### Problem to work on
In the listing below, pick out lines with "在此管脚到地之间接一个".

== The data

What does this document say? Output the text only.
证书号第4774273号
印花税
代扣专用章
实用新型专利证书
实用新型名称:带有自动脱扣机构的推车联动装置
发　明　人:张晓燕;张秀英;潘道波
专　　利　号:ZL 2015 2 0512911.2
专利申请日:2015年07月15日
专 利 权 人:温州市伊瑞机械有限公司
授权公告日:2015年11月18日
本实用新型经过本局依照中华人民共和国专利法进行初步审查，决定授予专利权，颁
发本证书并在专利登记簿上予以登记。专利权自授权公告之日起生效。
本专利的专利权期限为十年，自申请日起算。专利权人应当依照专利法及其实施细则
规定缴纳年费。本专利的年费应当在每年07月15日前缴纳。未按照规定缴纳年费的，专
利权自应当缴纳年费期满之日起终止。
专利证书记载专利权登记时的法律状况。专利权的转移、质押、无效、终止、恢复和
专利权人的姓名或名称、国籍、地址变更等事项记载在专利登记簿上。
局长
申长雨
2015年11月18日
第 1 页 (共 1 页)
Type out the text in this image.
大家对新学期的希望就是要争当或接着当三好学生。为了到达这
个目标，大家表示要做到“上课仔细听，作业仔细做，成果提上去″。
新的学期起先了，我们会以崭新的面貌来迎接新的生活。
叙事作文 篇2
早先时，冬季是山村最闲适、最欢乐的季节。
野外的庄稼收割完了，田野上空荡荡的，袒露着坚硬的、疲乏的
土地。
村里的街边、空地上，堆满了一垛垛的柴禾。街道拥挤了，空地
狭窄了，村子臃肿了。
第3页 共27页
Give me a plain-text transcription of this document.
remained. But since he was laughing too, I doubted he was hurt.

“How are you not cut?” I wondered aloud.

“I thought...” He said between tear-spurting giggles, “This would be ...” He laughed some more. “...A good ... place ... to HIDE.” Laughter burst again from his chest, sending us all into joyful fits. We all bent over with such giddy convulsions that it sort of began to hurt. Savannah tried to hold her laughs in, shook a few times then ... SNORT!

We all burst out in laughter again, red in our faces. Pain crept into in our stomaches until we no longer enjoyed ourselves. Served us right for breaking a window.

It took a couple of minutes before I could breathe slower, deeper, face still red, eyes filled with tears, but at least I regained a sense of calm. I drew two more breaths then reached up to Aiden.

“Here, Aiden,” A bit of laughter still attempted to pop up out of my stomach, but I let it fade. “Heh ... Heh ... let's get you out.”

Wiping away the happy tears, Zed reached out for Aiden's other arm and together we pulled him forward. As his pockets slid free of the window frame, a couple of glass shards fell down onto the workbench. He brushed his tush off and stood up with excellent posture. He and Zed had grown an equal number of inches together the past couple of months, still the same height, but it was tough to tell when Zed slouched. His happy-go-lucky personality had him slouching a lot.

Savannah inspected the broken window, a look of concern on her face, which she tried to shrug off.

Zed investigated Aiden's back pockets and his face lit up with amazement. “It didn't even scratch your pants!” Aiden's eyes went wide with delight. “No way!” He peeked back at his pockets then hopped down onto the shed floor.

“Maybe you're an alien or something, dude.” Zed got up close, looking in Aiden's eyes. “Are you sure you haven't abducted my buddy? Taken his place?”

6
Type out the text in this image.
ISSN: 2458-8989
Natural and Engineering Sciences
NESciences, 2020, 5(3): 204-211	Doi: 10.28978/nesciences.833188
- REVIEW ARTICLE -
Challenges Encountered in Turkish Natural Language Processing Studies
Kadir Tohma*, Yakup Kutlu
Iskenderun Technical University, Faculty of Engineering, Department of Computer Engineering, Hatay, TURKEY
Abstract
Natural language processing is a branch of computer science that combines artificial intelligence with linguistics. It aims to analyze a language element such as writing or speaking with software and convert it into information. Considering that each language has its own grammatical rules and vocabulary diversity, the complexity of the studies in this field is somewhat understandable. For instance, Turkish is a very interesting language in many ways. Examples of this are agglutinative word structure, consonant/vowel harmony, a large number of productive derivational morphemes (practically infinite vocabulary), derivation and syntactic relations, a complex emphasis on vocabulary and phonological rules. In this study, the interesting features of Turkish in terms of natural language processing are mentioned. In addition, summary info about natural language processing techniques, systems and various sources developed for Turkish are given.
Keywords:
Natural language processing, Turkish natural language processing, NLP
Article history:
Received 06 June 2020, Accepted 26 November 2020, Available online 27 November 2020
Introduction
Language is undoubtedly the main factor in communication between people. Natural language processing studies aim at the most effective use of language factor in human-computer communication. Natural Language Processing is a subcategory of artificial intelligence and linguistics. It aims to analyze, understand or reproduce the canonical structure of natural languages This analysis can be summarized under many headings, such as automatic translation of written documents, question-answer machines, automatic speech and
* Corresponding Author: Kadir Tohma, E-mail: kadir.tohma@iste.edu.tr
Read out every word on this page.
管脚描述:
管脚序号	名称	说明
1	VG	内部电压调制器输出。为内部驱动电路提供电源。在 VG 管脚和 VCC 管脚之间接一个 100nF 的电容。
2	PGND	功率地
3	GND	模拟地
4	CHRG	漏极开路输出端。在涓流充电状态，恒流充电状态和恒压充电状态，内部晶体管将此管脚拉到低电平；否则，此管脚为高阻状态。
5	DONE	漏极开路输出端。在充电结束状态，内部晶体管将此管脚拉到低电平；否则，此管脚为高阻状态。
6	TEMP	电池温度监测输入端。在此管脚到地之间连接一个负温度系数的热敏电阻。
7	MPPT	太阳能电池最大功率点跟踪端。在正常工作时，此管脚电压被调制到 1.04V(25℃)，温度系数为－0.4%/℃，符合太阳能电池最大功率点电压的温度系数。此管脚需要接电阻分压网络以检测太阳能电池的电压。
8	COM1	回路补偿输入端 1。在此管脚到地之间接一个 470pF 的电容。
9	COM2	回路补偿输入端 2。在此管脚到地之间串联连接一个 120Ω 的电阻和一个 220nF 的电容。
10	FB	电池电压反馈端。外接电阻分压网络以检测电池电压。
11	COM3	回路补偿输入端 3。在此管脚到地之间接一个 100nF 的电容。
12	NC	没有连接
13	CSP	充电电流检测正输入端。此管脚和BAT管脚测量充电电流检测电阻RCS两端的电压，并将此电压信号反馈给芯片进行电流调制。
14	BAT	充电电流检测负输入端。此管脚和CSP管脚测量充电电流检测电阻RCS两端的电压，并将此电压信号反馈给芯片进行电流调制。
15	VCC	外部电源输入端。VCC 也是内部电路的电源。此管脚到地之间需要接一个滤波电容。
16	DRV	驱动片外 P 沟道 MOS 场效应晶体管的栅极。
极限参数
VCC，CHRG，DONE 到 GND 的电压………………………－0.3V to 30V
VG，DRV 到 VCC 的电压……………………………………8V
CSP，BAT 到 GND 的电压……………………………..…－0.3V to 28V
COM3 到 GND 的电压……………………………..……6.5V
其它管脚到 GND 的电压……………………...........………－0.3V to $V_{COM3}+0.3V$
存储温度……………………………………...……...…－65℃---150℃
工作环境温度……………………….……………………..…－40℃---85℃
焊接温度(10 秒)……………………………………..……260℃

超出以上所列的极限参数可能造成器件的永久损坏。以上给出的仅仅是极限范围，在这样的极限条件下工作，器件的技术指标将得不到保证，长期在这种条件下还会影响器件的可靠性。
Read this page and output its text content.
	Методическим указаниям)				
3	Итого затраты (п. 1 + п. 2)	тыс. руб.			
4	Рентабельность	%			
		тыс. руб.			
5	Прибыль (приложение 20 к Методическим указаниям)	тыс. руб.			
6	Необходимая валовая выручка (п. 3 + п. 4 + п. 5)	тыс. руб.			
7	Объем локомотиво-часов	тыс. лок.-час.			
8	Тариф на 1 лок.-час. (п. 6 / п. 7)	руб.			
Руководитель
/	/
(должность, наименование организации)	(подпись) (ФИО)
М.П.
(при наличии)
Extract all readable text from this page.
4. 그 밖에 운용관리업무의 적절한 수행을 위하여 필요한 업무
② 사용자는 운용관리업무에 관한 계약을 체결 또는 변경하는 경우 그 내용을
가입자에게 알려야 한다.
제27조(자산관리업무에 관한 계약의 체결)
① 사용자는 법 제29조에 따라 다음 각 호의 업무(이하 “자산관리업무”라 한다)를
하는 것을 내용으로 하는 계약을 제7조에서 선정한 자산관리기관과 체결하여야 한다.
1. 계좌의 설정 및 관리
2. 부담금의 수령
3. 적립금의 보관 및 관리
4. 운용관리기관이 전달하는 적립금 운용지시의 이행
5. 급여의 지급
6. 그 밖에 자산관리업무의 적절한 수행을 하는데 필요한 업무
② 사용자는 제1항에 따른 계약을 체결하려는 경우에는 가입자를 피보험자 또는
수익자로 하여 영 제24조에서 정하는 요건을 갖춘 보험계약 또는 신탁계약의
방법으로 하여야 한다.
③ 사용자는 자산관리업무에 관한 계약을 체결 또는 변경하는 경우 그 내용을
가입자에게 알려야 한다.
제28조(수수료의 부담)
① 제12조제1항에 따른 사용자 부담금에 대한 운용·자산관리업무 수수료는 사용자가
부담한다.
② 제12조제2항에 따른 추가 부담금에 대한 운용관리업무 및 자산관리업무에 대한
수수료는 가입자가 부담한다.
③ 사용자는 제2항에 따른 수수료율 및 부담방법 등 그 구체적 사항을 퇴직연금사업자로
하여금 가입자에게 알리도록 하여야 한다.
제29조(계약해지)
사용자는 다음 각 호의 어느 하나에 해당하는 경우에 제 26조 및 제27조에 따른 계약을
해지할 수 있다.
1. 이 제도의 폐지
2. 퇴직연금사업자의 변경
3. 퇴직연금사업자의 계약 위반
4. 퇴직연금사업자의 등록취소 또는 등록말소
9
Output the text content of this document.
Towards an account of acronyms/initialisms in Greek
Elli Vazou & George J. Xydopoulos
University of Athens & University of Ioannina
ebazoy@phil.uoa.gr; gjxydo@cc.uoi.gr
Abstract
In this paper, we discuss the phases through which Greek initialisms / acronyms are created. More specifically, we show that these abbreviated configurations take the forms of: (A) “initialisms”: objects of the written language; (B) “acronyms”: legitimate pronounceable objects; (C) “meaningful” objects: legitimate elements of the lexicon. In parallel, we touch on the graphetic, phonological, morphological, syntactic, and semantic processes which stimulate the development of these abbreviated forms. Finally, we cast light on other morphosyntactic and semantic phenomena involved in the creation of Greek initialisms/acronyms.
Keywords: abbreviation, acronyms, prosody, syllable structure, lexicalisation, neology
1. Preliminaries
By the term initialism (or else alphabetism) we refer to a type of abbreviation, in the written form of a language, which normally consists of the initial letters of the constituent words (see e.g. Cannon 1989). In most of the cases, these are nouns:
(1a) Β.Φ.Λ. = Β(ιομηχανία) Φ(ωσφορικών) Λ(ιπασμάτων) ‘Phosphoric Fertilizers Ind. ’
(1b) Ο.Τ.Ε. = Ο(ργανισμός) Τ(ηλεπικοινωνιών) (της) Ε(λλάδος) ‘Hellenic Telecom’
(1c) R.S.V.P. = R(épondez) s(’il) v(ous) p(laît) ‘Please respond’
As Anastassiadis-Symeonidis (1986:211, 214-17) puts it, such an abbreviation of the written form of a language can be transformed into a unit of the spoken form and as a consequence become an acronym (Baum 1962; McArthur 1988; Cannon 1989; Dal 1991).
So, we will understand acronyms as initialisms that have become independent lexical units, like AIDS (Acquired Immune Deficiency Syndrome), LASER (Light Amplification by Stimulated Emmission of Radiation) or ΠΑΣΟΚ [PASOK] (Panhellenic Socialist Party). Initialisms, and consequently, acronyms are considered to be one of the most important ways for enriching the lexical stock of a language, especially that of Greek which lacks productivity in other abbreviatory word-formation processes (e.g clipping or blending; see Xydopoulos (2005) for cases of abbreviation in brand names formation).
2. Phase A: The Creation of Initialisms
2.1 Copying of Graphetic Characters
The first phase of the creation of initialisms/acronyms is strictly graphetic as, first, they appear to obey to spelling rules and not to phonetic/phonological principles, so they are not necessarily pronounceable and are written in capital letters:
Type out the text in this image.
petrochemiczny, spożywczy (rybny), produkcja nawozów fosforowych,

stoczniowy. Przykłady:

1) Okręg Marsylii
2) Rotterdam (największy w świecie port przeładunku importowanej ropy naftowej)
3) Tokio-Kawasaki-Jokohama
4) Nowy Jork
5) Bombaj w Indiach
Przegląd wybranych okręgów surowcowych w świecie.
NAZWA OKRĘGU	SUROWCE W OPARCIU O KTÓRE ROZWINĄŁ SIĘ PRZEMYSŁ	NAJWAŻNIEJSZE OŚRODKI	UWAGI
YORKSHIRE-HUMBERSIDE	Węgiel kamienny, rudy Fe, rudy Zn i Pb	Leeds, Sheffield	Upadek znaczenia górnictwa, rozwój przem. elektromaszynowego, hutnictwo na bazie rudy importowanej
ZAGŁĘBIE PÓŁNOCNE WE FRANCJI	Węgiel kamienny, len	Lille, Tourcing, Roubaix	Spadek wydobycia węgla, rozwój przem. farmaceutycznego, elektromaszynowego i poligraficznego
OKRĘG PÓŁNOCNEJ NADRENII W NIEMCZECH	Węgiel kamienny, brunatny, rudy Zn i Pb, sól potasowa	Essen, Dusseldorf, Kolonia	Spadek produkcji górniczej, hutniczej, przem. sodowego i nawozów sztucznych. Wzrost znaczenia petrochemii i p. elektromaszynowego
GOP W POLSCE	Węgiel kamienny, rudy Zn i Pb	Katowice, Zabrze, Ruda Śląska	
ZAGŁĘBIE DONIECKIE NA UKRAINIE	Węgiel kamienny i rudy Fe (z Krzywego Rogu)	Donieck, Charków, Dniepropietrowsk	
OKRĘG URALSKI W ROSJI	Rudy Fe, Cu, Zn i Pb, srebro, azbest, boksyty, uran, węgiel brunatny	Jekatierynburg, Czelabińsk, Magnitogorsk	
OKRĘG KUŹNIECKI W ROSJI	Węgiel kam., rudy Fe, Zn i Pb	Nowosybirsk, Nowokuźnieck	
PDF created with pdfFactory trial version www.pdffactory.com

====

### The solution
8	COM1	回路补偿输入端 1。在此管脚到地之间接一个 470pF 的电容。
11	COM3	回路补偿输入端 3。在此管脚到地之间接一个 100nF 的电容。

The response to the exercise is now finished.